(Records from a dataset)
********************

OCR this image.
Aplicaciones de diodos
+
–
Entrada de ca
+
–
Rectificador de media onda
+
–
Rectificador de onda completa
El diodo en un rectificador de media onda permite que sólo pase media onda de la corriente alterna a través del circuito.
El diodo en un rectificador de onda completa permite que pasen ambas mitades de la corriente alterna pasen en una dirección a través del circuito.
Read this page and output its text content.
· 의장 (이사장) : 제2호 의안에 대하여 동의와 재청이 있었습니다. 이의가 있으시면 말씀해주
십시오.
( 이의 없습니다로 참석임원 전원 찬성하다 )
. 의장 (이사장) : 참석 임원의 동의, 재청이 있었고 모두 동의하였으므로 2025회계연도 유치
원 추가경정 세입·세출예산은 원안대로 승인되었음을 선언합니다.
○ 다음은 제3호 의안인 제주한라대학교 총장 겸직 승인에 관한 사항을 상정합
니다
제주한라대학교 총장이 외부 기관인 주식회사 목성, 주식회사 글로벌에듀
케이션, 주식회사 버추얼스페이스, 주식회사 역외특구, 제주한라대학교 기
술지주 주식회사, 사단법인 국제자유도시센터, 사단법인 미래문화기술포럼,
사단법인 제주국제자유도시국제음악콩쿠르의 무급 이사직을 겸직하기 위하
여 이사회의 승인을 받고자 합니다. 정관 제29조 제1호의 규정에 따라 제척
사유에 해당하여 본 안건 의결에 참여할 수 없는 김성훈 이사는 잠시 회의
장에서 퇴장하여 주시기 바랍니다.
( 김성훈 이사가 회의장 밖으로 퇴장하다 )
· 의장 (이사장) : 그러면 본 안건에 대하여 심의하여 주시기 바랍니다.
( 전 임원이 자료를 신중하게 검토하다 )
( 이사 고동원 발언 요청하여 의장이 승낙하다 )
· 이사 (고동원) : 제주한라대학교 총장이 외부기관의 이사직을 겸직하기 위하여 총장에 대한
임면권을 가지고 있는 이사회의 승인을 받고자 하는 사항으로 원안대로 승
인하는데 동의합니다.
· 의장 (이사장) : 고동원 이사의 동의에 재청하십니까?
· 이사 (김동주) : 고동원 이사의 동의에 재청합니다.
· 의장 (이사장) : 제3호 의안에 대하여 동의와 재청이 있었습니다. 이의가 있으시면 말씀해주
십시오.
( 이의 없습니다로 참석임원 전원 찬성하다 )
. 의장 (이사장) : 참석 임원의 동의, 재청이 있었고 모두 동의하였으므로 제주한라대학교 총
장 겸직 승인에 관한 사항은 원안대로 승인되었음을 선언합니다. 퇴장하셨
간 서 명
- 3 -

********************

Work to complete
Write out the material from the first line to the last, exactly.

Complete answer
OCR this image.
Aplicaciones de diodos
+
–
Entrada de ca
+
–
Rectificador de media onda
+
–
Rectificador de onda completa
El diodo en un rectificador de media onda permite que sólo pase media onda de la corriente alterna a través del circuito.
El diodo en un rectificador de onda completa permite que pasen ambas mitades de la corriente alterna pasen en una dirección a través del circuito.
Read this page and output its text content.
· 의장 (이사장) : 제2호 의안에 대하여 동의와 재청이 있었습니다. 이의가 있으시면 말씀해주
십시오.
( 이의 없습니다로 참석임원 전원 찬성하다 )
. 의장 (이사장) : 참석 임원의 동의, 재청이 있었고 모두 동의하였으므로 2025회계연도 유치
원 추가경정 세입·세출예산은 원안대로 승인되었음을 선언합니다.
○ 다음은 제3호 의안인 제주한라대학교 총장 겸직 승인에 관한 사항을 상정합
니다
제주한라대학교 총장이 외부 기관인 주식회사 목성, 주식회사 글로벌에듀
케이션, 주식회사 버추얼스페이스, 주식회사 역외특구, 제주한라대학교 기
술지주 주식회사, 사단법인 국제자유도시센터, 사단법인 미래문화기술포럼,
사단법인 제주국제자유도시국제음악콩쿠르의 무급 이사직을 겸직하기 위하
여 이사회의 승인을 받고자 합니다. 정관 제29조 제1호의 규정에 따라 제척
사유에 해당하여 본 안건 의결에 참여할 수 없는 김성훈 이사는 잠시 회의
장에서 퇴장하여 주시기 바랍니다.
( 김성훈 이사가 회의장 밖으로 퇴장하다 )
· 의장 (이사장) : 그러면 본 안건에 대하여 심의하여 주시기 바랍니다.
( 전 임원이 자료를 신중하게 검토하다 )
( 이사 고동원 발언 요청하여 의장이 승낙하다 )
· 이사 (고동원) : 제주한라대학교 총장이 외부기관의 이사직을 겸직하기 위하여 총장에 대한
임면권을 가지고 있는 이사회의 승인을 받고자 하는 사항으로 원안대로 승
인하는데 동의합니다.
· 의장 (이사장) : 고동원 이사의 동의에 재청하십니까?
· 이사 (김동주) : 고동원 이사의 동의에 재청합니다.
· 의장 (이사장) : 제3호 의안에 대하여 동의와 재청이 있었습니다. 이의가 있으시면 말씀해주
십시오.
( 이의 없습니다로 참석임원 전원 찬성하다 )
. 의장 (이사장) : 참석 임원의 동의, 재청이 있었고 모두 동의하였으므로 제주한라대학교 총
장 겸직 승인에 관한 사항은 원안대로 승인되었음을 선언합니다. 퇴장하셨
간 서 명
- 3 -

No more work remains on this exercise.